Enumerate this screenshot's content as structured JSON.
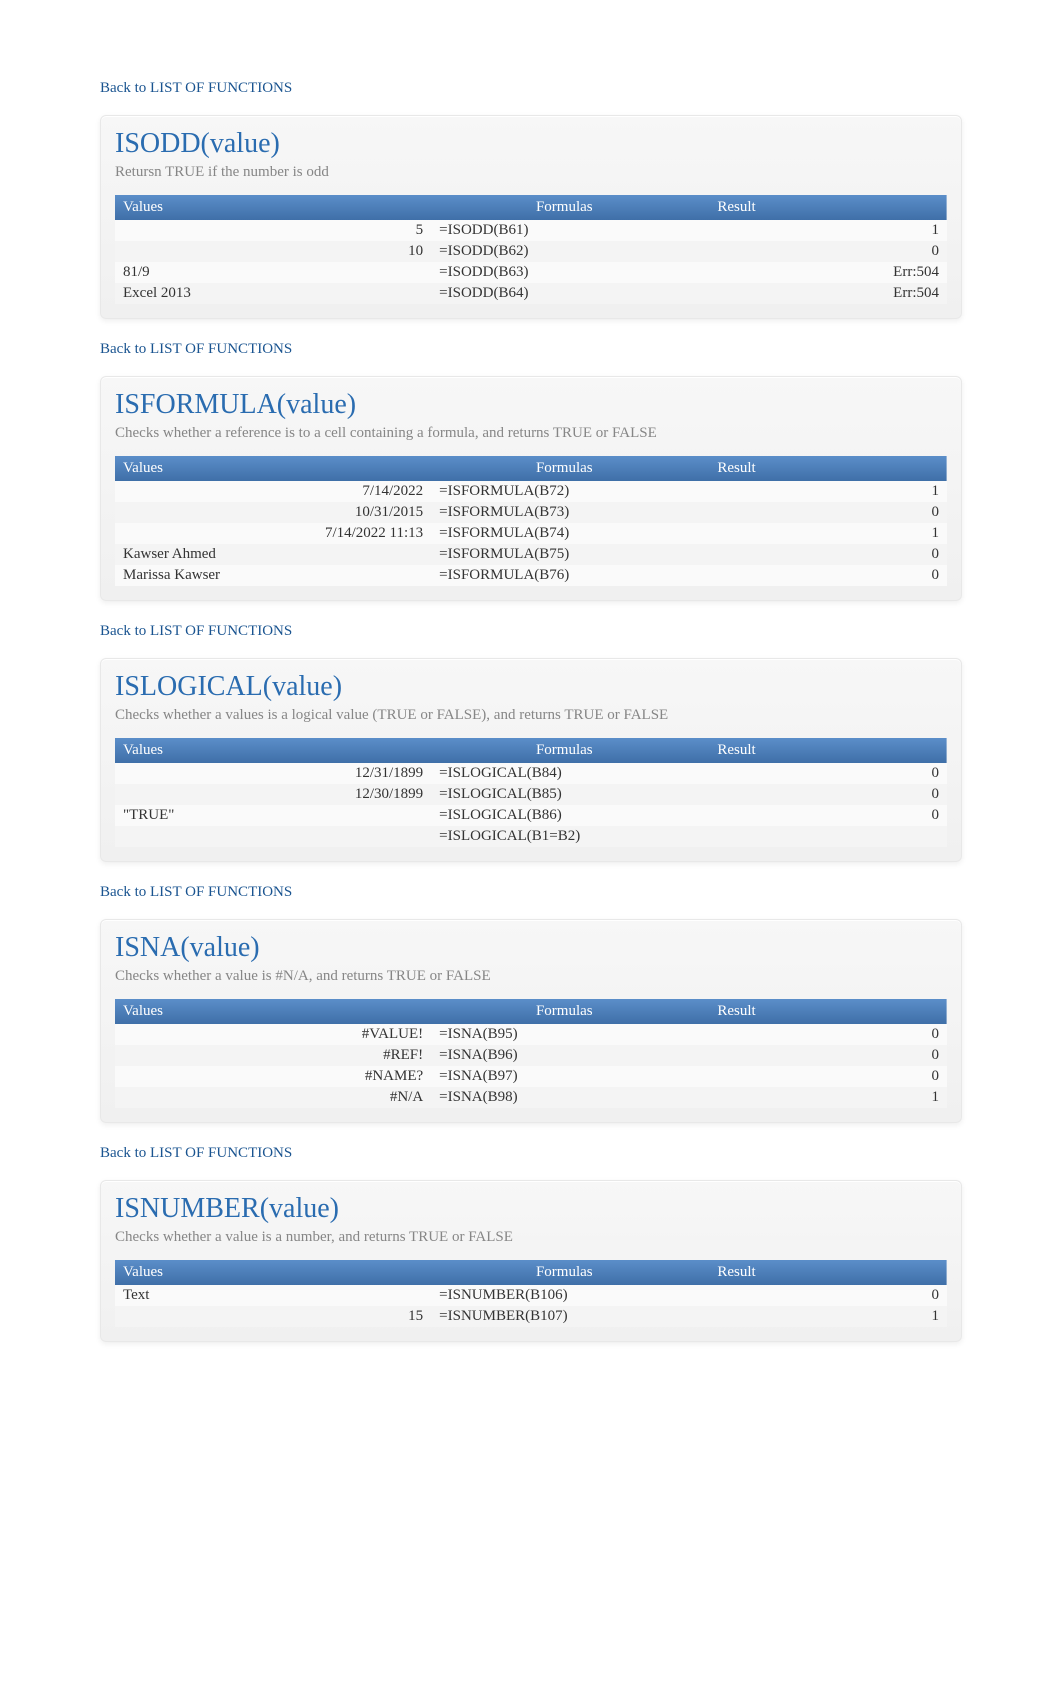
{
  "back_link_text": "Back to LIST OF FUNCTIONS",
  "colors": {
    "link": "#1a5490",
    "title": "#2a6cb0",
    "desc": "#868686",
    "header_bg_top": "#5b8ec9",
    "header_bg_bottom": "#3f6fa8",
    "header_text": "#ffffff",
    "block_bg": "#f0f0f0",
    "row_odd": "#fafafa",
    "row_even": "#f4f4f4"
  },
  "headers": {
    "values": "Values",
    "formulas": "Formulas",
    "result": "Result"
  },
  "sections": [
    {
      "id": "isodd",
      "title": "ISODD(value)",
      "desc": "Retursn TRUE if the number is odd",
      "rows": [
        {
          "value": "5",
          "value_align": "right",
          "formula": "=ISODD(B61)",
          "result": "1"
        },
        {
          "value": "10",
          "value_align": "right",
          "formula": "=ISODD(B62)",
          "result": "0"
        },
        {
          "value": "81/9",
          "value_align": "left",
          "formula": "=ISODD(B63)",
          "result": "Err:504"
        },
        {
          "value": "Excel 2013",
          "value_align": "left",
          "formula": "=ISODD(B64)",
          "result": "Err:504"
        }
      ]
    },
    {
      "id": "isformula",
      "title": "ISFORMULA(value)",
      "desc": "Checks whether a reference is to a cell containing a formula, and returns TRUE or FALSE",
      "rows": [
        {
          "value": "7/14/2022",
          "value_align": "right",
          "formula": "=ISFORMULA(B72)",
          "result": "1"
        },
        {
          "value": "10/31/2015",
          "value_align": "right",
          "formula": "=ISFORMULA(B73)",
          "result": "0"
        },
        {
          "value": "7/14/2022 11:13",
          "value_align": "right",
          "formula": "=ISFORMULA(B74)",
          "result": "1"
        },
        {
          "value": "Kawser Ahmed",
          "value_align": "left",
          "formula": "=ISFORMULA(B75)",
          "result": "0"
        },
        {
          "value": "Marissa Kawser",
          "value_align": "left",
          "formula": "=ISFORMULA(B76)",
          "result": "0"
        }
      ]
    },
    {
      "id": "islogical",
      "title": "ISLOGICAL(value)",
      "desc": "Checks whether a values is a logical value (TRUE or FALSE), and returns TRUE or FALSE",
      "rows": [
        {
          "value": "12/31/1899",
          "value_align": "right",
          "formula": "=ISLOGICAL(B84)",
          "result": "0"
        },
        {
          "value": "12/30/1899",
          "value_align": "right",
          "formula": "=ISLOGICAL(B85)",
          "result": "0"
        },
        {
          "value": "\"TRUE\"",
          "value_align": "left",
          "formula": "=ISLOGICAL(B86)",
          "result": "0"
        },
        {
          "value": "",
          "value_align": "right",
          "formula": "=ISLOGICAL(B1=B2)",
          "result": ""
        }
      ]
    },
    {
      "id": "isna",
      "title": "ISNA(value)",
      "desc": "Checks whether a value is #N/A, and returns TRUE or FALSE",
      "rows": [
        {
          "value": "#VALUE!",
          "value_align": "right",
          "formula": "=ISNA(B95)",
          "result": "0"
        },
        {
          "value": "#REF!",
          "value_align": "right",
          "formula": "=ISNA(B96)",
          "result": "0"
        },
        {
          "value": "#NAME?",
          "value_align": "right",
          "formula": "=ISNA(B97)",
          "result": "0"
        },
        {
          "value": "#N/A",
          "value_align": "right",
          "formula": "=ISNA(B98)",
          "result": "1"
        }
      ]
    },
    {
      "id": "isnumber",
      "title": "ISNUMBER(value)",
      "desc": "Checks whether a value is a number, and returns TRUE or FALSE",
      "rows": [
        {
          "value": "Text",
          "value_align": "left",
          "formula": "=ISNUMBER(B106)",
          "result": "0"
        },
        {
          "value": "15",
          "value_align": "right",
          "formula": "=ISNUMBER(B107)",
          "result": "1"
        }
      ]
    }
  ]
}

________________

The records above are to be reproduced exactly; the pictures are to be left out.

### OUTPUT OF THE EXERCISE:
Enumerate this screenshot's content as structured JSON.
{
  "back_link_text": "Back to LIST OF FUNCTIONS",
  "colors": {
    "link": "#1a5490",
    "title": "#2a6cb0",
    "desc": "#868686",
    "header_bg_top": "#5b8ec9",
    "header_bg_bottom": "#3f6fa8",
    "header_text": "#ffffff",
    "block_bg": "#f0f0f0",
    "row_odd": "#fafafa",
    "row_even": "#f4f4f4"
  },
  "headers": {
    "values": "Values",
    "formulas": "Formulas",
    "result": "Result"
  },
  "sections": [
    {
      "id": "isodd",
      "title": "ISODD(value)",
      "desc": "Retursn TRUE if the number is odd",
      "rows": [
        {
          "value": "5",
          "value_align": "right",
          "formula": "=ISODD(B61)",
          "result": "1"
        },
        {
          "value": "10",
          "value_align": "right",
          "formula": "=ISODD(B62)",
          "result": "0"
        },
        {
          "value": "81/9",
          "value_align": "left",
          "formula": "=ISODD(B63)",
          "result": "Err:504"
        },
        {
          "value": "Excel 2013",
          "value_align": "left",
          "formula": "=ISODD(B64)",
          "result": "Err:504"
        }
      ]
    },
    {
      "id": "isformula",
      "title": "ISFORMULA(value)",
      "desc": "Checks whether a reference is to a cell containing a formula, and returns TRUE or FALSE",
      "rows": [
        {
          "value": "7/14/2022",
          "value_align": "right",
          "formula": "=ISFORMULA(B72)",
          "result": "1"
        },
        {
          "value": "10/31/2015",
          "value_align": "right",
          "formula": "=ISFORMULA(B73)",
          "result": "0"
        },
        {
          "value": "7/14/2022 11:13",
          "value_align": "right",
          "formula": "=ISFORMULA(B74)",
          "result": "1"
        },
        {
          "value": "Kawser Ahmed",
          "value_align": "left",
          "formula": "=ISFORMULA(B75)",
          "result": "0"
        },
        {
          "value": "Marissa Kawser",
          "value_align": "left",
          "formula": "=ISFORMULA(B76)",
          "result": "0"
        }
      ]
    },
    {
      "id": "islogical",
      "title": "ISLOGICAL(value)",
      "desc": "Checks whether a values is a logical value (TRUE or FALSE), and returns TRUE or FALSE",
      "rows": [
        {
          "value": "12/31/1899",
          "value_align": "right",
          "formula": "=ISLOGICAL(B84)",
          "result": "0"
        },
        {
          "value": "12/30/1899",
          "value_align": "right",
          "formula": "=ISLOGICAL(B85)",
          "result": "0"
        },
        {
          "value": "\"TRUE\"",
          "value_align": "left",
          "formula": "=ISLOGICAL(B86)",
          "result": "0"
        },
        {
          "value": "",
          "value_align": "right",
          "formula": "=ISLOGICAL(B1=B2)",
          "result": ""
        }
      ]
    },
    {
      "id": "isna",
      "title": "ISNA(value)",
      "desc": "Checks whether a value is #N/A, and returns TRUE or FALSE",
      "rows": [
        {
          "value": "#VALUE!",
          "value_align": "right",
          "formula": "=ISNA(B95)",
          "result": "0"
        },
        {
          "value": "#REF!",
          "value_align": "right",
          "formula": "=ISNA(B96)",
          "result": "0"
        },
        {
          "value": "#NAME?",
          "value_align": "right",
          "formula": "=ISNA(B97)",
          "result": "0"
        },
        {
          "value": "#N/A",
          "value_align": "right",
          "formula": "=ISNA(B98)",
          "result": "1"
        }
      ]
    },
    {
      "id": "isnumber",
      "title": "ISNUMBER(value)",
      "desc": "Checks whether a value is a number, and returns TRUE or FALSE",
      "rows": [
        {
          "value": "Text",
          "value_align": "left",
          "formula": "=ISNUMBER(B106)",
          "result": "0"
        },
        {
          "value": "15",
          "value_align": "right",
          "formula": "=ISNUMBER(B107)",
          "result": "1"
        }
      ]
    }
  ]
}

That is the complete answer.